Task instructions: Copy out the items below again, switching every "cruise-track" to "ship-route" and leaving everything else unchanged.

Material supplied:

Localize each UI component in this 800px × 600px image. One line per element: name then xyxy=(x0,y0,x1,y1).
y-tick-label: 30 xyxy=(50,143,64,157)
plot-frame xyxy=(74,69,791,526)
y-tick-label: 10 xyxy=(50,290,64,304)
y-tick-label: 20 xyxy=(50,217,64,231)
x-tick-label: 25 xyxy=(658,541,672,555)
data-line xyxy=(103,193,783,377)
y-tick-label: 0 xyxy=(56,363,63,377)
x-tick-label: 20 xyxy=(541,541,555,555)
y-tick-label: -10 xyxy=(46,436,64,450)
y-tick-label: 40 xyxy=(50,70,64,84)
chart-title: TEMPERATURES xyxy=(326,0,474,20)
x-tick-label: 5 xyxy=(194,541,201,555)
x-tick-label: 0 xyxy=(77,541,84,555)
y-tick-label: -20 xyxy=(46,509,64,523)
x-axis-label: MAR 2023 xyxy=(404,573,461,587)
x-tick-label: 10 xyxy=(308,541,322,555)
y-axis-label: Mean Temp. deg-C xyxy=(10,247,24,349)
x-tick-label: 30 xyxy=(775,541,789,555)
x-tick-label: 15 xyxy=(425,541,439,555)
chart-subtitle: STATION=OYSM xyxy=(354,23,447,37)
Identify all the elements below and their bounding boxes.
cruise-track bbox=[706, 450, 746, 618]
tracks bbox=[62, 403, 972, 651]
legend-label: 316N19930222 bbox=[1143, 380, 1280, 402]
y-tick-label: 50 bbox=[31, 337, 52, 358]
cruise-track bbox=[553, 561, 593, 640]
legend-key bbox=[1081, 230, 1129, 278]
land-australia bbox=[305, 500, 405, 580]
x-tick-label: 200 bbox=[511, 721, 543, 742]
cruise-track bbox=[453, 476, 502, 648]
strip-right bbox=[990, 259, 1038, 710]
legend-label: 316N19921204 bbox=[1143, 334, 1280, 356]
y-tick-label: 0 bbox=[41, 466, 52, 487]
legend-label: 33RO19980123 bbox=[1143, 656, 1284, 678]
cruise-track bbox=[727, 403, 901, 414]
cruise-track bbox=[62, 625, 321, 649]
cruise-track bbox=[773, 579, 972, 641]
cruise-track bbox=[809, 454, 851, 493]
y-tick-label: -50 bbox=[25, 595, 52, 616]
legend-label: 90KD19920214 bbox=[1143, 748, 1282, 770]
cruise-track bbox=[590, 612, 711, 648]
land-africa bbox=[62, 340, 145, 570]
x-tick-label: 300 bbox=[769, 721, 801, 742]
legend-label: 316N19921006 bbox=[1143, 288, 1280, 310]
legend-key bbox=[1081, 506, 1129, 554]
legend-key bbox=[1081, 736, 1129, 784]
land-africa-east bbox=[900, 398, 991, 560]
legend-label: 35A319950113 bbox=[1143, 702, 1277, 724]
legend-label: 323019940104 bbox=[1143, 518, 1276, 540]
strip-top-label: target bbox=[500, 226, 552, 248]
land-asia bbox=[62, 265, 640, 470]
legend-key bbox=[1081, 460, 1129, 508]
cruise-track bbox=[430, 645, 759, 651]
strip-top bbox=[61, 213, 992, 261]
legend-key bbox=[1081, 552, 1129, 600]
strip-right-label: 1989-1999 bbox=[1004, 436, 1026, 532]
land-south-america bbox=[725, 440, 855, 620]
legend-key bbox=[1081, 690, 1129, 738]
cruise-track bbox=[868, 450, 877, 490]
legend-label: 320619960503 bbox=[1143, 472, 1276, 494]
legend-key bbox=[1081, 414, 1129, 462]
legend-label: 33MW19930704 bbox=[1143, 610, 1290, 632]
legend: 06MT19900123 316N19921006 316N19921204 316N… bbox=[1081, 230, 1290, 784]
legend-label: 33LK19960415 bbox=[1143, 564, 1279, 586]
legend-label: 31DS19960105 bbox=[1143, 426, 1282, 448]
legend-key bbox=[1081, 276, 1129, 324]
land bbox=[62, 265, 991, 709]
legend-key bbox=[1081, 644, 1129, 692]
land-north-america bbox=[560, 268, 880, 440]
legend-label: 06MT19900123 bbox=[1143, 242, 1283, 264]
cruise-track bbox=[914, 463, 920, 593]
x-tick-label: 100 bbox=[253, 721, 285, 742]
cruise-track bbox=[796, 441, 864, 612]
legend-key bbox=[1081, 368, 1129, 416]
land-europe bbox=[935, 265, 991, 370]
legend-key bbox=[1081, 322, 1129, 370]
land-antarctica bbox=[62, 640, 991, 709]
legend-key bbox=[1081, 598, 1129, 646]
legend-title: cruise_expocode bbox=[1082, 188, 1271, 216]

Solved exercise:
Localize each UI component in this 800px × 600px image. One line per element: name then xyxy=(x0,y0,x1,y1).
y-tick-label: 30 xyxy=(50,143,64,157)
plot-frame xyxy=(74,69,791,526)
y-tick-label: 10 xyxy=(50,290,64,304)
y-tick-label: 20 xyxy=(50,217,64,231)
x-tick-label: 25 xyxy=(658,541,672,555)
data-line xyxy=(103,193,783,377)
y-tick-label: 0 xyxy=(56,363,63,377)
x-tick-label: 20 xyxy=(541,541,555,555)
y-tick-label: -10 xyxy=(46,436,64,450)
y-tick-label: 40 xyxy=(50,70,64,84)
chart-title: TEMPERATURES xyxy=(326,0,474,20)
x-tick-label: 5 xyxy=(194,541,201,555)
x-tick-label: 0 xyxy=(77,541,84,555)
y-tick-label: -20 xyxy=(46,509,64,523)
x-axis-label: MAR 2023 xyxy=(404,573,461,587)
x-tick-label: 10 xyxy=(308,541,322,555)
y-axis-label: Mean Temp. deg-C xyxy=(10,247,24,349)
x-tick-label: 30 xyxy=(775,541,789,555)
x-tick-label: 15 xyxy=(425,541,439,555)
chart-subtitle: STATION=OYSM xyxy=(354,23,447,37)
Identify all the elements below and their bounding boxes.
ship-route bbox=[706, 450, 746, 618]
tracks bbox=[62, 403, 972, 651]
legend-label: 316N19930222 bbox=[1143, 380, 1280, 402]
y-tick-label: 50 bbox=[31, 337, 52, 358]
ship-route bbox=[553, 561, 593, 640]
legend-key bbox=[1081, 230, 1129, 278]
land-australia bbox=[305, 500, 405, 580]
x-tick-label: 200 bbox=[511, 721, 543, 742]
ship-route bbox=[453, 476, 502, 648]
strip-right bbox=[990, 259, 1038, 710]
legend-label: 316N19921204 bbox=[1143, 334, 1280, 356]
y-tick-label: 0 bbox=[41, 466, 52, 487]
legend-label: 33RO19980123 bbox=[1143, 656, 1284, 678]
ship-route bbox=[727, 403, 901, 414]
ship-route bbox=[62, 625, 321, 649]
ship-route bbox=[773, 579, 972, 641]
ship-route bbox=[809, 454, 851, 493]
y-tick-label: -50 bbox=[25, 595, 52, 616]
legend-label: 90KD19920214 bbox=[1143, 748, 1282, 770]
ship-route bbox=[590, 612, 711, 648]
land-africa bbox=[62, 340, 145, 570]
x-tick-label: 300 bbox=[769, 721, 801, 742]
legend-label: 316N19921006 bbox=[1143, 288, 1280, 310]
legend-key bbox=[1081, 506, 1129, 554]
legend-key bbox=[1081, 736, 1129, 784]
land-africa-east bbox=[900, 398, 991, 560]
legend-label: 35A319950113 bbox=[1143, 702, 1277, 724]
legend-label: 323019940104 bbox=[1143, 518, 1276, 540]
strip-top-label: target bbox=[500, 226, 552, 248]
land-asia bbox=[62, 265, 640, 470]
legend-key bbox=[1081, 460, 1129, 508]
ship-route bbox=[430, 645, 759, 651]
strip-top bbox=[61, 213, 992, 261]
legend-key bbox=[1081, 552, 1129, 600]
strip-right-label: 1989-1999 bbox=[1004, 436, 1026, 532]
land-south-america bbox=[725, 440, 855, 620]
legend-key bbox=[1081, 690, 1129, 738]
ship-route bbox=[868, 450, 877, 490]
legend-label: 320619960503 bbox=[1143, 472, 1276, 494]
legend-key bbox=[1081, 414, 1129, 462]
legend-label: 33MW19930704 bbox=[1143, 610, 1290, 632]
legend: 06MT19900123 316N19921006 316N19921204 316N… bbox=[1081, 230, 1290, 784]
legend-label: 33LK19960415 bbox=[1143, 564, 1279, 586]
legend-label: 31DS19960105 bbox=[1143, 426, 1282, 448]
legend-key bbox=[1081, 276, 1129, 324]
land bbox=[62, 265, 991, 709]
legend-key bbox=[1081, 644, 1129, 692]
land-north-america bbox=[560, 268, 880, 440]
legend-label: 06MT19900123 bbox=[1143, 242, 1283, 264]
ship-route bbox=[914, 463, 920, 593]
x-tick-label: 100 bbox=[253, 721, 285, 742]
ship-route bbox=[796, 441, 864, 612]
legend-key bbox=[1081, 368, 1129, 416]
land-europe bbox=[935, 265, 991, 370]
legend-key bbox=[1081, 322, 1129, 370]
land-antarctica bbox=[62, 640, 991, 709]
legend-key bbox=[1081, 598, 1129, 646]
legend-title: cruise_expocode bbox=[1082, 188, 1271, 216]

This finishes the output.